### Input

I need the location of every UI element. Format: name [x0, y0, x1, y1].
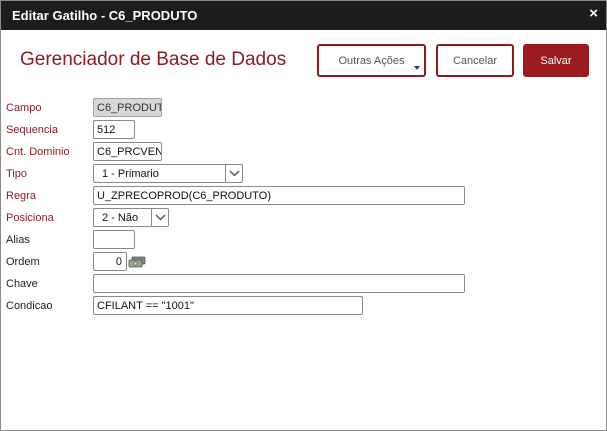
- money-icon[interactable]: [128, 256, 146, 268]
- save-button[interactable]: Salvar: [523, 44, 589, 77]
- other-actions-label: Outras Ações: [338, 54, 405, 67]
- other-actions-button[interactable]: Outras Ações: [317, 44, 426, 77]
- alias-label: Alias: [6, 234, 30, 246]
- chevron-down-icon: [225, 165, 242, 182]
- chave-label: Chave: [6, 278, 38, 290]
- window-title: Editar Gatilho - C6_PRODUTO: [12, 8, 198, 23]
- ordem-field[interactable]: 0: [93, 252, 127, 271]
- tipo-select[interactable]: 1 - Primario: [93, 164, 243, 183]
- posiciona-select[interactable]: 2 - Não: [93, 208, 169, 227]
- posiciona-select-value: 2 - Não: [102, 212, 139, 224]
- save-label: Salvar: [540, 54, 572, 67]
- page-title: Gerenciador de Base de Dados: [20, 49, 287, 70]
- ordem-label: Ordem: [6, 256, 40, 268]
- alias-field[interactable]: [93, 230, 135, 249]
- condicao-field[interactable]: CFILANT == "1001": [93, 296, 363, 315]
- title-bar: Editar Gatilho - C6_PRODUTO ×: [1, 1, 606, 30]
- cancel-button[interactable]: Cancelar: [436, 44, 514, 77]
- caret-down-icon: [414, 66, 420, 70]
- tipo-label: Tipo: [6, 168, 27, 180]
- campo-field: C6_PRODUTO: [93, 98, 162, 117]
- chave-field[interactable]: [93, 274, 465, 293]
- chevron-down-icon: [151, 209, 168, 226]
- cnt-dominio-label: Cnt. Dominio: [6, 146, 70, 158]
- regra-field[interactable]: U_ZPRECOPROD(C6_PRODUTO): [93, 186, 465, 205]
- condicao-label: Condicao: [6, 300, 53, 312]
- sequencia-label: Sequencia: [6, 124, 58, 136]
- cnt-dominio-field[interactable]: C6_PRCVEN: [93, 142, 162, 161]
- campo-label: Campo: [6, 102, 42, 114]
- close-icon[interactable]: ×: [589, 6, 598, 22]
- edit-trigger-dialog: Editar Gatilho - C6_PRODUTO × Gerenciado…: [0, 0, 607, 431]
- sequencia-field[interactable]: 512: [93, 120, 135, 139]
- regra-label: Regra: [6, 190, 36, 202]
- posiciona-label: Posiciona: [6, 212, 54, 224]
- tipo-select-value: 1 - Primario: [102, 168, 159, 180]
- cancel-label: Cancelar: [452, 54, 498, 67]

### Written instruction
Reproduce the entries above line for line, with the picture left out.

### Solution
I need the location of every UI element. Format: name [x0, y0, x1, y1].
- money-icon[interactable]: [128, 256, 146, 268]
- save-button[interactable]: Salvar: [523, 44, 589, 77]
- other-actions-label: Outras Ações: [338, 54, 405, 67]
- other-actions-button[interactable]: Outras Ações: [317, 44, 426, 77]
- alias-label: Alias: [6, 234, 30, 246]
- chevron-down-icon: [225, 165, 242, 182]
- chave-label: Chave: [6, 278, 38, 290]
- window-title: Editar Gatilho - C6_PRODUTO: [12, 8, 198, 23]
- ordem-field[interactable]: 0: [93, 252, 127, 271]
- tipo-select[interactable]: 1 - Primario: [93, 164, 243, 183]
- posiciona-select[interactable]: 2 - Não: [93, 208, 169, 227]
- posiciona-select-value: 2 - Não: [102, 212, 139, 224]
- save-label: Salvar: [540, 54, 572, 67]
- page-title: Gerenciador de Base de Dados: [20, 49, 287, 70]
- ordem-label: Ordem: [6, 256, 40, 268]
- alias-field[interactable]: [93, 230, 135, 249]
- condicao-field[interactable]: CFILANT == "1001": [93, 296, 363, 315]
- title-bar: Editar Gatilho - C6_PRODUTO ×: [1, 1, 606, 30]
- cancel-button[interactable]: Cancelar: [436, 44, 514, 77]
- caret-down-icon: [414, 66, 420, 70]
- tipo-label: Tipo: [6, 168, 27, 180]
- campo-field: C6_PRODUTO: [93, 98, 162, 117]
- chave-field[interactable]: [93, 274, 465, 293]
- chevron-down-icon: [151, 209, 168, 226]
- cnt-dominio-label: Cnt. Dominio: [6, 146, 70, 158]
- regra-field[interactable]: U_ZPRECOPROD(C6_PRODUTO): [93, 186, 465, 205]
- condicao-label: Condicao: [6, 300, 53, 312]
- sequencia-label: Sequencia: [6, 124, 58, 136]
- cnt-dominio-field[interactable]: C6_PRCVEN: [93, 142, 162, 161]
- campo-label: Campo: [6, 102, 42, 114]
- close-icon[interactable]: ×: [589, 6, 598, 22]
- edit-trigger-dialog: Editar Gatilho - C6_PRODUTO × Gerenciado…: [0, 0, 607, 431]
- sequencia-field[interactable]: 512: [93, 120, 135, 139]
- regra-label: Regra: [6, 190, 36, 202]
- posiciona-label: Posiciona: [6, 212, 54, 224]
- tipo-select-value: 1 - Primario: [102, 168, 159, 180]
- cancel-label: Cancelar: [452, 54, 498, 67]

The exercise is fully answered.